> **MATERIAL FOR THIS EXERCISE**:

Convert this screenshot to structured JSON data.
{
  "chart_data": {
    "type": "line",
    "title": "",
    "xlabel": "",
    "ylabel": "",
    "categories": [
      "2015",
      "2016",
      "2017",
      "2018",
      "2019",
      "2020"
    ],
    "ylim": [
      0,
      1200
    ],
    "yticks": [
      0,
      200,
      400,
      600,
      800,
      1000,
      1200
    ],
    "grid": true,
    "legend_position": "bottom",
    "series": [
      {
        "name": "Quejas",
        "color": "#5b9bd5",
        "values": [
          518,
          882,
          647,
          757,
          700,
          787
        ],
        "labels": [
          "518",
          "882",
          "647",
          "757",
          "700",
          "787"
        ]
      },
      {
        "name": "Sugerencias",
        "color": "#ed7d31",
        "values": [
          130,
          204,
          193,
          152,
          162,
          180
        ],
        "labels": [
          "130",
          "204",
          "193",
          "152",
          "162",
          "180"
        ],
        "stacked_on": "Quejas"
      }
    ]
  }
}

> **TASK**:
The records above should be repeated in full, exactly as given.

> **EXERCISE ANSWER**:
Convert this screenshot to structured JSON data.
{
  "chart_data": {
    "type": "line",
    "title": "",
    "xlabel": "",
    "ylabel": "",
    "categories": [
      "2015",
      "2016",
      "2017",
      "2018",
      "2019",
      "2020"
    ],
    "ylim": [
      0,
      1200
    ],
    "yticks": [
      0,
      200,
      400,
      600,
      800,
      1000,
      1200
    ],
    "grid": true,
    "legend_position": "bottom",
    "series": [
      {
        "name": "Quejas",
        "color": "#5b9bd5",
        "values": [
          518,
          882,
          647,
          757,
          700,
          787
        ],
        "labels": [
          "518",
          "882",
          "647",
          "757",
          "700",
          "787"
        ]
      },
      {
        "name": "Sugerencias",
        "color": "#ed7d31",
        "values": [
          130,
          204,
          193,
          152,
          162,
          180
        ],
        "labels": [
          "130",
          "204",
          "193",
          "152",
          "162",
          "180"
        ],
        "stacked_on": "Quejas"
      }
    ]
  }
}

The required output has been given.